**Directive:** Take the records underneath and set them down exactly.
---------- Exercise material
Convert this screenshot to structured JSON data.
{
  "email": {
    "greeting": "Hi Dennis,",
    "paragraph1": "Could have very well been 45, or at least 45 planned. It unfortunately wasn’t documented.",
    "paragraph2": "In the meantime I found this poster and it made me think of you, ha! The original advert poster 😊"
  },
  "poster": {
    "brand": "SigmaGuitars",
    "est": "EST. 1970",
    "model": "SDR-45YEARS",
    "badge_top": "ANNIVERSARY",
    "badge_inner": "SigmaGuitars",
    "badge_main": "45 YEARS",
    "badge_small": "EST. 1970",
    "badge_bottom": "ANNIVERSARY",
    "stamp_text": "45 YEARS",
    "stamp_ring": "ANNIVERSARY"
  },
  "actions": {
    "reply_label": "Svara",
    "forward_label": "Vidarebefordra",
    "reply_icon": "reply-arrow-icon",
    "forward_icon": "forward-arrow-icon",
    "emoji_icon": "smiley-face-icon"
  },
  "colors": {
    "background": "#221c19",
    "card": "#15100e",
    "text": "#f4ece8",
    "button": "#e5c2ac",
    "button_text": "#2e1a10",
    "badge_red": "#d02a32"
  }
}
--------------------
**Written answer:**
Convert this screenshot to structured JSON data.
{
  "email": {
    "greeting": "Hi Dennis,",
    "paragraph1": "Could have very well been 45, or at least 45 planned. It unfortunately wasn’t documented.",
    "paragraph2": "In the meantime I found this poster and it made me think of you, ha! The original advert poster 😊"
  },
  "poster": {
    "brand": "SigmaGuitars",
    "est": "EST. 1970",
    "model": "SDR-45YEARS",
    "badge_top": "ANNIVERSARY",
    "badge_inner": "SigmaGuitars",
    "badge_main": "45 YEARS",
    "badge_small": "EST. 1970",
    "badge_bottom": "ANNIVERSARY",
    "stamp_text": "45 YEARS",
    "stamp_ring": "ANNIVERSARY"
  },
  "actions": {
    "reply_label": "Svara",
    "forward_label": "Vidarebefordra",
    "reply_icon": "reply-arrow-icon",
    "forward_icon": "forward-arrow-icon",
    "emoji_icon": "smiley-face-icon"
  },
  "colors": {
    "background": "#221c19",
    "card": "#15100e",
    "text": "#f4ece8",
    "button": "#e5c2ac",
    "button_text": "#2e1a10",
    "badge_red": "#d02a32"
  }
}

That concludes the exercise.